Dataset items
***

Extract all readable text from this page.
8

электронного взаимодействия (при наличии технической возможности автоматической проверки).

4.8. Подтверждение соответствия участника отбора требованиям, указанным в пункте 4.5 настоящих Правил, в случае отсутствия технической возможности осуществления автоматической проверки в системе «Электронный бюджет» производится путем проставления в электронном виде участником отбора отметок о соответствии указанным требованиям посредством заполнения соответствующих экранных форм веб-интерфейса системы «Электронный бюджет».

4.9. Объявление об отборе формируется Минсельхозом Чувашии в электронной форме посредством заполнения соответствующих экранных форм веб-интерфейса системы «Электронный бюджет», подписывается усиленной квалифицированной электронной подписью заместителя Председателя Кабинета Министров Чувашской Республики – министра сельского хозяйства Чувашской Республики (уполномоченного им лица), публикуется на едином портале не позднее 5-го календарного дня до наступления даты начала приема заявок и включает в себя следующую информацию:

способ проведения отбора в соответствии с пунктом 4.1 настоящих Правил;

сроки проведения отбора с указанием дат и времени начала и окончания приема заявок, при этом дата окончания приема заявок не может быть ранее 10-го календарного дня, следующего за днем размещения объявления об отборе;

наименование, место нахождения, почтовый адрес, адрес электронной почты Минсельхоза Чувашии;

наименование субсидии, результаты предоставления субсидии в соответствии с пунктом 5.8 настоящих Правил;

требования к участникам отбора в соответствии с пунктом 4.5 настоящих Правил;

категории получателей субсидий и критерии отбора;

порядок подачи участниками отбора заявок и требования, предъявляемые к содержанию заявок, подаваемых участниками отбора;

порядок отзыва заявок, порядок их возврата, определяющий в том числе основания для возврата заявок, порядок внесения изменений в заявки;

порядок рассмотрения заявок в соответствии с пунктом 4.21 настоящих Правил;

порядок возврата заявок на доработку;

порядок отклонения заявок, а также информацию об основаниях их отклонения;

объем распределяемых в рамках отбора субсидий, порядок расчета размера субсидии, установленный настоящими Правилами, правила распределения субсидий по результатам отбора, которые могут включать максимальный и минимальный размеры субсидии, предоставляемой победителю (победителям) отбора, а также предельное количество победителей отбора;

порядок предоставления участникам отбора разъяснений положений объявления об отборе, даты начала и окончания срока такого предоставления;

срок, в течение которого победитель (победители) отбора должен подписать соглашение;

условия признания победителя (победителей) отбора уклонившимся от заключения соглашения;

***

Reproduce all data above, unchanged.

Extract all readable text from this page.
8

электронного взаимодействия (при наличии технической возможности автоматической проверки).

4.8. Подтверждение соответствия участника отбора требованиям, указанным в пункте 4.5 настоящих Правил, в случае отсутствия технической возможности осуществления автоматической проверки в системе «Электронный бюджет» производится путем проставления в электронном виде участником отбора отметок о соответствии указанным требованиям посредством заполнения соответствующих экранных форм веб-интерфейса системы «Электронный бюджет».

4.9. Объявление об отборе формируется Минсельхозом Чувашии в электронной форме посредством заполнения соответствующих экранных форм веб-интерфейса системы «Электронный бюджет», подписывается усиленной квалифицированной электронной подписью заместителя Председателя Кабинета Министров Чувашской Республики – министра сельского хозяйства Чувашской Республики (уполномоченного им лица), публикуется на едином портале не позднее 5-го календарного дня до наступления даты начала приема заявок и включает в себя следующую информацию:

способ проведения отбора в соответствии с пунктом 4.1 настоящих Правил;

сроки проведения отбора с указанием дат и времени начала и окончания приема заявок, при этом дата окончания приема заявок не может быть ранее 10-го календарного дня, следующего за днем размещения объявления об отборе;

наименование, место нахождения, почтовый адрес, адрес электронной почты Минсельхоза Чувашии;

наименование субсидии, результаты предоставления субсидии в соответствии с пунктом 5.8 настоящих Правил;

требования к участникам отбора в соответствии с пунктом 4.5 настоящих Правил;

категории получателей субсидий и критерии отбора;

порядок подачи участниками отбора заявок и требования, предъявляемые к содержанию заявок, подаваемых участниками отбора;

порядок отзыва заявок, порядок их возврата, определяющий в том числе основания для возврата заявок, порядок внесения изменений в заявки;

порядок рассмотрения заявок в соответствии с пунктом 4.21 настоящих Правил;

порядок возврата заявок на доработку;

порядок отклонения заявок, а также информацию об основаниях их отклонения;

объем распределяемых в рамках отбора субсидий, порядок расчета размера субсидии, установленный настоящими Правилами, правила распределения субсидий по результатам отбора, которые могут включать максимальный и минимальный размеры субсидии, предоставляемой победителю (победителям) отбора, а также предельное количество победителей отбора;

порядок предоставления участникам отбора разъяснений положений объявления об отборе, даты начала и окончания срока такого предоставления;

срок, в течение которого победитель (победители) отбора должен подписать соглашение;

условия признания победителя (победителей) отбора уклонившимся от заключения соглашения;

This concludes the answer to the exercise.